Stored entries:
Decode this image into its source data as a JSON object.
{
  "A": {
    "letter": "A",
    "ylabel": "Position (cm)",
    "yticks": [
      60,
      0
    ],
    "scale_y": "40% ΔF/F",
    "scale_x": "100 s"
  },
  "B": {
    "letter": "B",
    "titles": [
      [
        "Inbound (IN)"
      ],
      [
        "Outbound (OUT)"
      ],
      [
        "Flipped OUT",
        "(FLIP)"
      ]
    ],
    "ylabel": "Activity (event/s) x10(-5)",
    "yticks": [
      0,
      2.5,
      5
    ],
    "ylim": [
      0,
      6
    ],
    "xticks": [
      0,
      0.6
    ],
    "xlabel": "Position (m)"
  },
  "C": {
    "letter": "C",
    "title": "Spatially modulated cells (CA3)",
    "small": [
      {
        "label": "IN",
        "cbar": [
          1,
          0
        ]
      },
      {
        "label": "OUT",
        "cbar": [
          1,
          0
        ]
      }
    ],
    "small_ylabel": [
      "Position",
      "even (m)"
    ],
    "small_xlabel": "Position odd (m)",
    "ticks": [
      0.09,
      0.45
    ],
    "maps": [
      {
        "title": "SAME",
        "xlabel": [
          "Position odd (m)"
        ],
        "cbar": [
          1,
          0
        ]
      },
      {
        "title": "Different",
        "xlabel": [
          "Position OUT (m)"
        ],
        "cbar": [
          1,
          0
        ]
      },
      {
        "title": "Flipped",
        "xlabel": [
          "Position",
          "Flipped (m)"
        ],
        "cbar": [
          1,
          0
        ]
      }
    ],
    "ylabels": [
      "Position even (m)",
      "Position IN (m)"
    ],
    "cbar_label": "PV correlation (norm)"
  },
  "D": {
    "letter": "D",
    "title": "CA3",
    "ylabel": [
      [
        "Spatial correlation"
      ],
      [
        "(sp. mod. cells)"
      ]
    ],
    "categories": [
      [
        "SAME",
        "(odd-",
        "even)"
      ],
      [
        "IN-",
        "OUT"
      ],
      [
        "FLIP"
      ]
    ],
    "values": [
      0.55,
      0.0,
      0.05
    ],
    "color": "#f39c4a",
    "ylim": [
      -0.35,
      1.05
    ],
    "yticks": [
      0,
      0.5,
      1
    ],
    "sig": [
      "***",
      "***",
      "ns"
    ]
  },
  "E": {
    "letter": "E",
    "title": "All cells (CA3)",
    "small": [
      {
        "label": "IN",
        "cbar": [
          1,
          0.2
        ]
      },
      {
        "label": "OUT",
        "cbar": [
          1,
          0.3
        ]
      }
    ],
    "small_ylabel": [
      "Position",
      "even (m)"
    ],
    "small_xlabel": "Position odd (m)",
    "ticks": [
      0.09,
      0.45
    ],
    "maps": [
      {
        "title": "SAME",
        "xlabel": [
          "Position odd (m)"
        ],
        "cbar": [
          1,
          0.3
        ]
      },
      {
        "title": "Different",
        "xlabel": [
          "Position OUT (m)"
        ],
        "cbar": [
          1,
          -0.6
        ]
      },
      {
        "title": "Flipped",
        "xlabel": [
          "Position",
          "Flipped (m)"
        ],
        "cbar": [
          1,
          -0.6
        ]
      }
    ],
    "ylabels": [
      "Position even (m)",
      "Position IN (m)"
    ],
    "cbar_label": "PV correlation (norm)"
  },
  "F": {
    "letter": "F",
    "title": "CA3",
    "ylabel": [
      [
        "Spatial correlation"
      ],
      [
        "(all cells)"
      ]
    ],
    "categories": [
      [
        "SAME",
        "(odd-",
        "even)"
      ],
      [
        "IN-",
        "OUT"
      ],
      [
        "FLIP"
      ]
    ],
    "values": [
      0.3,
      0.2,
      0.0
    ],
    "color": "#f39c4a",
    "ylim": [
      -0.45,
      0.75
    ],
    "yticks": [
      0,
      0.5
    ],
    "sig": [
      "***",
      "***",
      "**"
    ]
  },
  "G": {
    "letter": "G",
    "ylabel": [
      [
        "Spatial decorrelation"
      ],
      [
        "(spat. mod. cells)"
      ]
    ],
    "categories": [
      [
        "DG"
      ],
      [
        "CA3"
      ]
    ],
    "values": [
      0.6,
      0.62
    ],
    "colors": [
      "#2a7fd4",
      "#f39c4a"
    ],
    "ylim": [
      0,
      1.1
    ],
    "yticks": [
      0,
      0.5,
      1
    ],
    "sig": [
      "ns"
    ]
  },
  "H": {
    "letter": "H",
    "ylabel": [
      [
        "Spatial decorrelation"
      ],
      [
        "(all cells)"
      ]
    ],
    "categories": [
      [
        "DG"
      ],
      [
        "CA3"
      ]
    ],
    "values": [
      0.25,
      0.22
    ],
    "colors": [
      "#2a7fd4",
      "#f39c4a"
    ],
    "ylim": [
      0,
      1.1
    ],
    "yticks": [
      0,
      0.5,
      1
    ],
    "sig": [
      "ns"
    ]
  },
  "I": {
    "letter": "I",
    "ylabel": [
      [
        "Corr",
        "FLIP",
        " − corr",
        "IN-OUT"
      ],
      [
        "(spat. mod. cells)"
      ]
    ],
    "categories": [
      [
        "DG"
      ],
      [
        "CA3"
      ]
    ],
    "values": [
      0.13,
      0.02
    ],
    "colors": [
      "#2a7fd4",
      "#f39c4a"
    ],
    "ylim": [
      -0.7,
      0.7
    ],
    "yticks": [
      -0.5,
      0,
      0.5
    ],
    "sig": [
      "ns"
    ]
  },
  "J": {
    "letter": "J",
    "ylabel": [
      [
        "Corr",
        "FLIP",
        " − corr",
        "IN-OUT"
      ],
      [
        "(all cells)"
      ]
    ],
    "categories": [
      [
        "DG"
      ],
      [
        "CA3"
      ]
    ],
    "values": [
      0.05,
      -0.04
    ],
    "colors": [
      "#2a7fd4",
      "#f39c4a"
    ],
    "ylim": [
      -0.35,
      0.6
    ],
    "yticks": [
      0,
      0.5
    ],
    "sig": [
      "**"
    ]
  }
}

■ WORK ITEM ■
Render the whole set of entries again, exactly as given.

■ ANSWER TO THE PROBLEM ■
Decode this image into its source data as a JSON object.
{
  "A": {
    "letter": "A",
    "ylabel": "Position (cm)",
    "yticks": [
      60,
      0
    ],
    "scale_y": "40% ΔF/F",
    "scale_x": "100 s"
  },
  "B": {
    "letter": "B",
    "titles": [
      [
        "Inbound (IN)"
      ],
      [
        "Outbound (OUT)"
      ],
      [
        "Flipped OUT",
        "(FLIP)"
      ]
    ],
    "ylabel": "Activity (event/s) x10(-5)",
    "yticks": [
      0,
      2.5,
      5
    ],
    "ylim": [
      0,
      6
    ],
    "xticks": [
      0,
      0.6
    ],
    "xlabel": "Position (m)"
  },
  "C": {
    "letter": "C",
    "title": "Spatially modulated cells (CA3)",
    "small": [
      {
        "label": "IN",
        "cbar": [
          1,
          0
        ]
      },
      {
        "label": "OUT",
        "cbar": [
          1,
          0
        ]
      }
    ],
    "small_ylabel": [
      "Position",
      "even (m)"
    ],
    "small_xlabel": "Position odd (m)",
    "ticks": [
      0.09,
      0.45
    ],
    "maps": [
      {
        "title": "SAME",
        "xlabel": [
          "Position odd (m)"
        ],
        "cbar": [
          1,
          0
        ]
      },
      {
        "title": "Different",
        "xlabel": [
          "Position OUT (m)"
        ],
        "cbar": [
          1,
          0
        ]
      },
      {
        "title": "Flipped",
        "xlabel": [
          "Position",
          "Flipped (m)"
        ],
        "cbar": [
          1,
          0
        ]
      }
    ],
    "ylabels": [
      "Position even (m)",
      "Position IN (m)"
    ],
    "cbar_label": "PV correlation (norm)"
  },
  "D": {
    "letter": "D",
    "title": "CA3",
    "ylabel": [
      [
        "Spatial correlation"
      ],
      [
        "(sp. mod. cells)"
      ]
    ],
    "categories": [
      [
        "SAME",
        "(odd-",
        "even)"
      ],
      [
        "IN-",
        "OUT"
      ],
      [
        "FLIP"
      ]
    ],
    "values": [
      0.55,
      0.0,
      0.05
    ],
    "color": "#f39c4a",
    "ylim": [
      -0.35,
      1.05
    ],
    "yticks": [
      0,
      0.5,
      1
    ],
    "sig": [
      "***",
      "***",
      "ns"
    ]
  },
  "E": {
    "letter": "E",
    "title": "All cells (CA3)",
    "small": [
      {
        "label": "IN",
        "cbar": [
          1,
          0.2
        ]
      },
      {
        "label": "OUT",
        "cbar": [
          1,
          0.3
        ]
      }
    ],
    "small_ylabel": [
      "Position",
      "even (m)"
    ],
    "small_xlabel": "Position odd (m)",
    "ticks": [
      0.09,
      0.45
    ],
    "maps": [
      {
        "title": "SAME",
        "xlabel": [
          "Position odd (m)"
        ],
        "cbar": [
          1,
          0.3
        ]
      },
      {
        "title": "Different",
        "xlabel": [
          "Position OUT (m)"
        ],
        "cbar": [
          1,
          -0.6
        ]
      },
      {
        "title": "Flipped",
        "xlabel": [
          "Position",
          "Flipped (m)"
        ],
        "cbar": [
          1,
          -0.6
        ]
      }
    ],
    "ylabels": [
      "Position even (m)",
      "Position IN (m)"
    ],
    "cbar_label": "PV correlation (norm)"
  },
  "F": {
    "letter": "F",
    "title": "CA3",
    "ylabel": [
      [
        "Spatial correlation"
      ],
      [
        "(all cells)"
      ]
    ],
    "categories": [
      [
        "SAME",
        "(odd-",
        "even)"
      ],
      [
        "IN-",
        "OUT"
      ],
      [
        "FLIP"
      ]
    ],
    "values": [
      0.3,
      0.2,
      0.0
    ],
    "color": "#f39c4a",
    "ylim": [
      -0.45,
      0.75
    ],
    "yticks": [
      0,
      0.5
    ],
    "sig": [
      "***",
      "***",
      "**"
    ]
  },
  "G": {
    "letter": "G",
    "ylabel": [
      [
        "Spatial decorrelation"
      ],
      [
        "(spat. mod. cells)"
      ]
    ],
    "categories": [
      [
        "DG"
      ],
      [
        "CA3"
      ]
    ],
    "values": [
      0.6,
      0.62
    ],
    "colors": [
      "#2a7fd4",
      "#f39c4a"
    ],
    "ylim": [
      0,
      1.1
    ],
    "yticks": [
      0,
      0.5,
      1
    ],
    "sig": [
      "ns"
    ]
  },
  "H": {
    "letter": "H",
    "ylabel": [
      [
        "Spatial decorrelation"
      ],
      [
        "(all cells)"
      ]
    ],
    "categories": [
      [
        "DG"
      ],
      [
        "CA3"
      ]
    ],
    "values": [
      0.25,
      0.22
    ],
    "colors": [
      "#2a7fd4",
      "#f39c4a"
    ],
    "ylim": [
      0,
      1.1
    ],
    "yticks": [
      0,
      0.5,
      1
    ],
    "sig": [
      "ns"
    ]
  },
  "I": {
    "letter": "I",
    "ylabel": [
      [
        "Corr",
        "FLIP",
        " − corr",
        "IN-OUT"
      ],
      [
        "(spat. mod. cells)"
      ]
    ],
    "categories": [
      [
        "DG"
      ],
      [
        "CA3"
      ]
    ],
    "values": [
      0.13,
      0.02
    ],
    "colors": [
      "#2a7fd4",
      "#f39c4a"
    ],
    "ylim": [
      -0.7,
      0.7
    ],
    "yticks": [
      -0.5,
      0,
      0.5
    ],
    "sig": [
      "ns"
    ]
  },
  "J": {
    "letter": "J",
    "ylabel": [
      [
        "Corr",
        "FLIP",
        " − corr",
        "IN-OUT"
      ],
      [
        "(all cells)"
      ]
    ],
    "categories": [
      [
        "DG"
      ],
      [
        "CA3"
      ]
    ],
    "values": [
      0.05,
      -0.04
    ],
    "colors": [
      "#2a7fd4",
      "#f39c4a"
    ],
    "ylim": [
      -0.35,
      0.6
    ],
    "yticks": [
      0,
      0.5
    ],
    "sig": [
      "**"
    ]
  }
}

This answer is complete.